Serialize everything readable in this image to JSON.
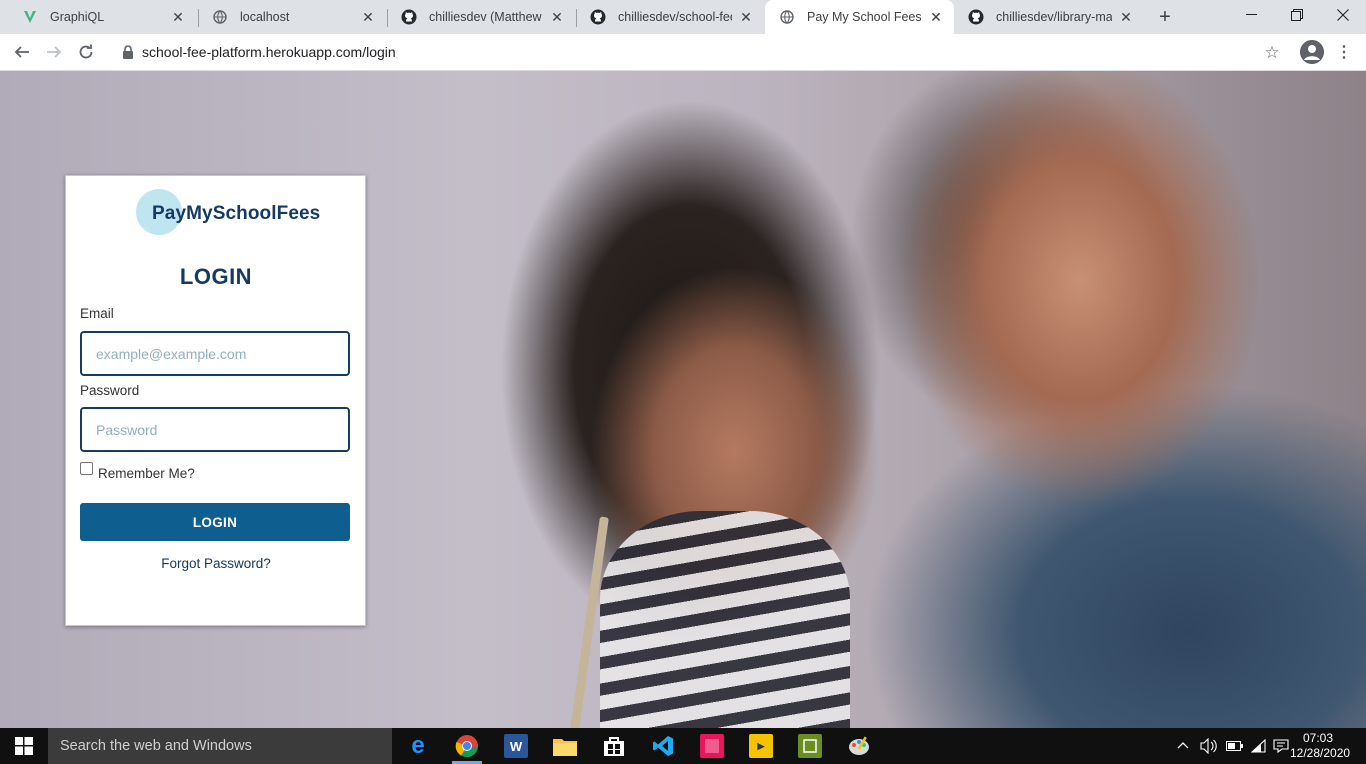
{
  "browser": {
    "tabs": [
      {
        "title": "GraphiQL",
        "icon": "graphiql-icon"
      },
      {
        "title": "localhost",
        "icon": "globe-icon"
      },
      {
        "title": "chilliesdev (Matthew ka",
        "icon": "github-icon"
      },
      {
        "title": "chilliesdev/school-fee-p",
        "icon": "github-icon"
      },
      {
        "title": "Pay My School Fees|Ho",
        "icon": "globe-icon",
        "active": true
      },
      {
        "title": "chilliesdev/library-mana",
        "icon": "github-icon"
      }
    ],
    "url": "school-fee-platform.herokuapp.com/login"
  },
  "login": {
    "logo_text": "PayMySchoolFees",
    "title": "LOGIN",
    "email_label": "Email",
    "email_placeholder": "example@example.com",
    "password_label": "Password",
    "password_placeholder": "Password",
    "remember_label": "Remember Me?",
    "button_label": "LOGIN",
    "forgot_label": "Forgot Password?"
  },
  "taskbar": {
    "search_placeholder": "Search the web and Windows",
    "time": "07:03",
    "date": "12/28/2020"
  },
  "colors": {
    "brand": "#163a63",
    "button": "#0e5e8f",
    "field_border": "#173d5d"
  }
}
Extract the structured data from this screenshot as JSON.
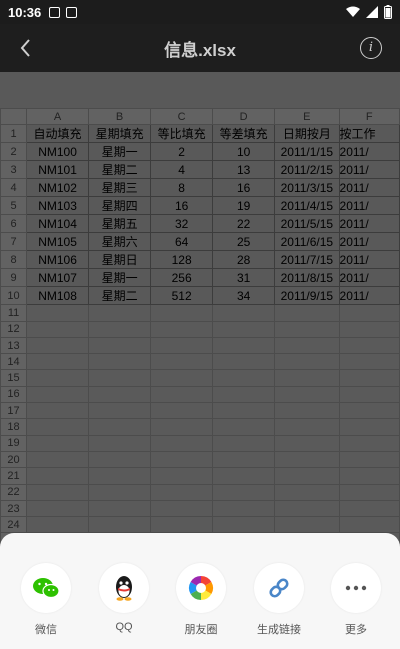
{
  "status": {
    "time": "10:36"
  },
  "header": {
    "title": "信息.xlsx"
  },
  "sheet": {
    "columns": [
      "A",
      "B",
      "C",
      "D",
      "E",
      "F"
    ],
    "row_numbers": [
      "1",
      "2",
      "3",
      "4",
      "5",
      "6",
      "7",
      "8",
      "9",
      "10",
      "11",
      "12",
      "13",
      "14",
      "15",
      "16",
      "17",
      "18",
      "19",
      "20",
      "21",
      "22",
      "23",
      "24",
      "25"
    ],
    "header_row": [
      "自动填充",
      "星期填充",
      "等比填充",
      "等差填充",
      "日期按月",
      "按工作"
    ],
    "rows": [
      [
        "NM100",
        "星期一",
        "2",
        "10",
        "2011/1/15",
        "2011/"
      ],
      [
        "NM101",
        "星期二",
        "4",
        "13",
        "2011/2/15",
        "2011/"
      ],
      [
        "NM102",
        "星期三",
        "8",
        "16",
        "2011/3/15",
        "2011/"
      ],
      [
        "NM103",
        "星期四",
        "16",
        "19",
        "2011/4/15",
        "2011/"
      ],
      [
        "NM104",
        "星期五",
        "32",
        "22",
        "2011/5/15",
        "2011/"
      ],
      [
        "NM105",
        "星期六",
        "64",
        "25",
        "2011/6/15",
        "2011/"
      ],
      [
        "NM106",
        "星期日",
        "128",
        "28",
        "2011/7/15",
        "2011/"
      ],
      [
        "NM107",
        "星期一",
        "256",
        "31",
        "2011/8/15",
        "2011/"
      ],
      [
        "NM108",
        "星期二",
        "512",
        "34",
        "2011/9/15",
        "2011/"
      ]
    ]
  },
  "share": {
    "items": [
      {
        "label": "微信",
        "icon": "wechat-icon"
      },
      {
        "label": "QQ",
        "icon": "qq-icon"
      },
      {
        "label": "朋友圈",
        "icon": "moments-icon"
      },
      {
        "label": "生成链接",
        "icon": "link-icon"
      },
      {
        "label": "更多",
        "icon": "more-icon"
      }
    ]
  }
}
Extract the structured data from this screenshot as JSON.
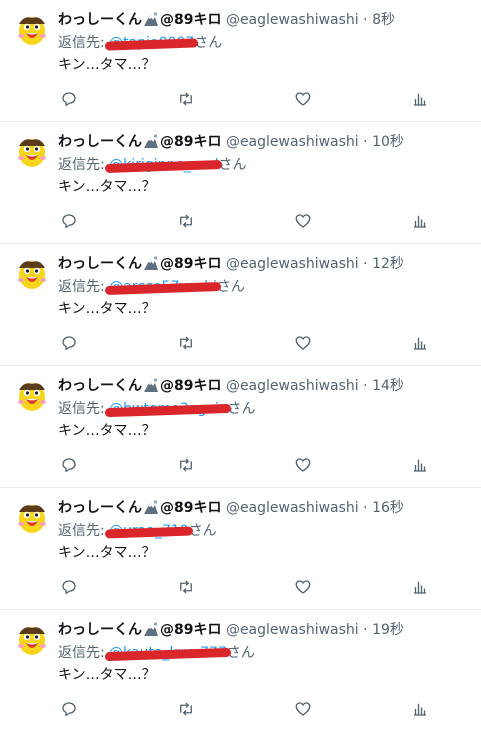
{
  "tweets": [
    {
      "name": "わっしーくん",
      "suffix": "@89キロ",
      "handle": "@eaglewashiwashi",
      "dot": "·",
      "time": "8秒",
      "reply_prefix": "返信先:",
      "mention_redacted": "@tapio0007",
      "mention_suffix": "さん",
      "text": "キン…タマ…？"
    },
    {
      "name": "わっしーくん",
      "suffix": "@89キロ",
      "handle": "@eaglewashiwashi",
      "dot": "·",
      "time": "10秒",
      "reply_prefix": "返信先:",
      "mention_redacted": "@kiriginno_swd",
      "mention_suffix": "さん",
      "text": "キン…タマ…？"
    },
    {
      "name": "わっしーくん",
      "suffix": "@89キロ",
      "handle": "@eaglewashiwashi",
      "dot": "·",
      "time": "12秒",
      "reply_prefix": "返信先:",
      "mention_redacted": "@areso57vechi",
      "mention_suffix": "さん",
      "text": "キン…タマ…？"
    },
    {
      "name": "わっしーくん",
      "suffix": "@89キロ",
      "handle": "@eaglewashiwashi",
      "dot": "·",
      "time": "14秒",
      "reply_prefix": "返信先:",
      "mention_redacted": "@bwtomo3again",
      "mention_suffix": "さん",
      "text": "キン…タマ…？"
    },
    {
      "name": "わっしーくん",
      "suffix": "@89キロ",
      "handle": "@eaglewashiwashi",
      "dot": "·",
      "time": "16秒",
      "reply_prefix": "返信先:",
      "mention_redacted": "@uraa_710",
      "mention_suffix": "さん",
      "text": "キン…タマ…？"
    },
    {
      "name": "わっしーくん",
      "suffix": "@89キロ",
      "handle": "@eaglewashiwashi",
      "dot": "·",
      "time": "19秒",
      "reply_prefix": "返信先:",
      "mention_redacted": "@kauta_kuro777",
      "mention_suffix": "さん",
      "text": "キン…タマ…？"
    }
  ],
  "actions": [
    "reply-icon",
    "retweet-icon",
    "like-icon",
    "analytics-icon"
  ],
  "colors": {
    "mention": "#1d9bf0",
    "redaction": "#d8262b",
    "muted": "#536471"
  }
}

━━━━

Exercise task: Take every line from the records above that has the word "time" and copy it.

Written reply:
    "time": "07:03",
    "time": "10:36"
      "time": "8秒",
      "time": "10秒",
      "time": "12秒",
      "time": "14秒",
      "time": "16秒",
      "time": "19秒",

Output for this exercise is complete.